TASK REQUIREMENTS.
Exactly repeat the line that contains "Output a JSON", then every line after it up to and including the final line.
◇ ◇ ◇ ◇ ◇
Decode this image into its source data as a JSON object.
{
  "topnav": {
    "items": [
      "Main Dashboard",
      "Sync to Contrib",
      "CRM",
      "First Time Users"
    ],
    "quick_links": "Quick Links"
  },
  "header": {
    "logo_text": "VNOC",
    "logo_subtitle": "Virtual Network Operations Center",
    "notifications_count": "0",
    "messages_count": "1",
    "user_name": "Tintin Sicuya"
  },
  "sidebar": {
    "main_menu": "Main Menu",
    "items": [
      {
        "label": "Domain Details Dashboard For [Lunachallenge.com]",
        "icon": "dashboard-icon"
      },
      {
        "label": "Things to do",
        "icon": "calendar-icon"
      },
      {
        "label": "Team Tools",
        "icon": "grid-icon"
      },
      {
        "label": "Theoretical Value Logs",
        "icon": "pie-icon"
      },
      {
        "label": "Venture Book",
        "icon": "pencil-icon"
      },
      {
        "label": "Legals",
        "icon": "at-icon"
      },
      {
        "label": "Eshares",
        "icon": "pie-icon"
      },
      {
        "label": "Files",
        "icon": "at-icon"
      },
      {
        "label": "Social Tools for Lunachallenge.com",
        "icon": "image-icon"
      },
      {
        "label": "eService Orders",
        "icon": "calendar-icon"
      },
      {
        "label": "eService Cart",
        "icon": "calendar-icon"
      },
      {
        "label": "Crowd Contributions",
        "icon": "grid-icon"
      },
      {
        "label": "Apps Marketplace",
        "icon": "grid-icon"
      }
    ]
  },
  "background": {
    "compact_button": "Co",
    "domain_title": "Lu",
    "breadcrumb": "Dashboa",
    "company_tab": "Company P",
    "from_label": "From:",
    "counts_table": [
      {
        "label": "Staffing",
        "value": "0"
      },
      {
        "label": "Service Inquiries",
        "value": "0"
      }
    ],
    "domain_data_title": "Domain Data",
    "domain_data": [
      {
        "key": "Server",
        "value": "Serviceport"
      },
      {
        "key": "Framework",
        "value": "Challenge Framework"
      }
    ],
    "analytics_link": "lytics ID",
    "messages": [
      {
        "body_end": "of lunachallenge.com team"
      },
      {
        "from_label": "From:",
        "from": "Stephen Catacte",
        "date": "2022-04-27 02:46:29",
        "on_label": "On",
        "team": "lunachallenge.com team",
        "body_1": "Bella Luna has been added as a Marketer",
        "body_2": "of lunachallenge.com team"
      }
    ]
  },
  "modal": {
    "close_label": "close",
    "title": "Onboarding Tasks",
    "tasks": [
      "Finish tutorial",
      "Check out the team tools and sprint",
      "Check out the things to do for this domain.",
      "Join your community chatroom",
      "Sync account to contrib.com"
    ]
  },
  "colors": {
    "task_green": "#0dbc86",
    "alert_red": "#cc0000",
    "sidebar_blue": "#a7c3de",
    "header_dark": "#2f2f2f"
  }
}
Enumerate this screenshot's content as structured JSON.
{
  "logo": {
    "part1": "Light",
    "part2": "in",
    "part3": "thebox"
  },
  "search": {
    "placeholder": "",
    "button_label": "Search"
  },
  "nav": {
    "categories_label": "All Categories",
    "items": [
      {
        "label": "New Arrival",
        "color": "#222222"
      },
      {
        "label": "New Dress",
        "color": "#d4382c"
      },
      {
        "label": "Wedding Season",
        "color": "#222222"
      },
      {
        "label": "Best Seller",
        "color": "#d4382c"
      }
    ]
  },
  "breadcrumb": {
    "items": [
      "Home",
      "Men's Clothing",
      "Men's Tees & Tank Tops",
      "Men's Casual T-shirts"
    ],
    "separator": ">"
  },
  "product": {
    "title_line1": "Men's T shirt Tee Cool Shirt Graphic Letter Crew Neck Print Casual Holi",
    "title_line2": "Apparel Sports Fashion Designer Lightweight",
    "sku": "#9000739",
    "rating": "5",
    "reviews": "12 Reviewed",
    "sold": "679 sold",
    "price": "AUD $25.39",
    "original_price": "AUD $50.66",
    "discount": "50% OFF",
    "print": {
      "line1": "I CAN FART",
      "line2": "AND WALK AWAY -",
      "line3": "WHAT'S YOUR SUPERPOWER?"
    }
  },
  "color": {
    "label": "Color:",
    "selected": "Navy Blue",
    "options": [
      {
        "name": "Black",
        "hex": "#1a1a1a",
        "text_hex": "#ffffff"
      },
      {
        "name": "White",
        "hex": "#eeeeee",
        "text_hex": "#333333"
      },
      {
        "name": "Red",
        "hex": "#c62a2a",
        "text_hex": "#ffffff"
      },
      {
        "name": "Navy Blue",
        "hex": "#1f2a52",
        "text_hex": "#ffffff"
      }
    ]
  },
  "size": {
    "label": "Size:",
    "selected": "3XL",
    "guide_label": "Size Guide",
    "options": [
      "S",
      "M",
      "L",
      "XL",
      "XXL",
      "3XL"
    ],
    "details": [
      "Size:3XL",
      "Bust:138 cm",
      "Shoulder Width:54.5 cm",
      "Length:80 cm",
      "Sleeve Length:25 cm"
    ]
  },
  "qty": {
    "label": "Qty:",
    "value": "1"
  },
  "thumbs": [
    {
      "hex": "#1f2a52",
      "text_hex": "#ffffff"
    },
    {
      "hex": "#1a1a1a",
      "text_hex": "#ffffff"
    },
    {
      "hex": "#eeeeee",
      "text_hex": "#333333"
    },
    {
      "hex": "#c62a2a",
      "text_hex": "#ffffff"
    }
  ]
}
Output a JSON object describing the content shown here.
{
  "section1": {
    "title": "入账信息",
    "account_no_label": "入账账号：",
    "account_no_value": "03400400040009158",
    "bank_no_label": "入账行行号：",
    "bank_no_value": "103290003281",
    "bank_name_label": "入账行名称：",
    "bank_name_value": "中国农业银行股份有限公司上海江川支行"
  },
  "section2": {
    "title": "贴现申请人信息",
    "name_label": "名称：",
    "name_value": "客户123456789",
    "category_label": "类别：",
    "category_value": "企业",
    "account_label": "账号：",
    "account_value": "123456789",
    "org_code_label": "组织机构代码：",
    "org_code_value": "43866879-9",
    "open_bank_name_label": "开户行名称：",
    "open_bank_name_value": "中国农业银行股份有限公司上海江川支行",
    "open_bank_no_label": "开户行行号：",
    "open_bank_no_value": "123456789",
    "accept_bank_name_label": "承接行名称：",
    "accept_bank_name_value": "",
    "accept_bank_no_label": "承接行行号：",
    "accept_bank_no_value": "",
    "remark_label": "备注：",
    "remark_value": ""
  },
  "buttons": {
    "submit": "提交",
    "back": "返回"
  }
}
◇ ◇ ◇ ◇ ◇
FULL RESPONSE.
Output a JSON object describing the content shown here.
{
  "section1": {
    "title": "入账信息",
    "account_no_label": "入账账号：",
    "account_no_value": "03400400040009158",
    "bank_no_label": "入账行行号：",
    "bank_no_value": "103290003281",
    "bank_name_label": "入账行名称：",
    "bank_name_value": "中国农业银行股份有限公司上海江川支行"
  },
  "section2": {
    "title": "贴现申请人信息",
    "name_label": "名称：",
    "name_value": "客户123456789",
    "category_label": "类别：",
    "category_value": "企业",
    "account_label": "账号：",
    "account_value": "123456789",
    "org_code_label": "组织机构代码：",
    "org_code_value": "43866879-9",
    "open_bank_name_label": "开户行名称：",
    "open_bank_name_value": "中国农业银行股份有限公司上海江川支行",
    "open_bank_no_label": "开户行行号：",
    "open_bank_no_value": "123456789",
    "accept_bank_name_label": "承接行名称：",
    "accept_bank_name_value": "",
    "accept_bank_no_label": "承接行行号：",
    "accept_bank_no_value": "",
    "remark_label": "备注：",
    "remark_value": ""
  },
  "buttons": {
    "submit": "提交",
    "back": "返回"
  }
}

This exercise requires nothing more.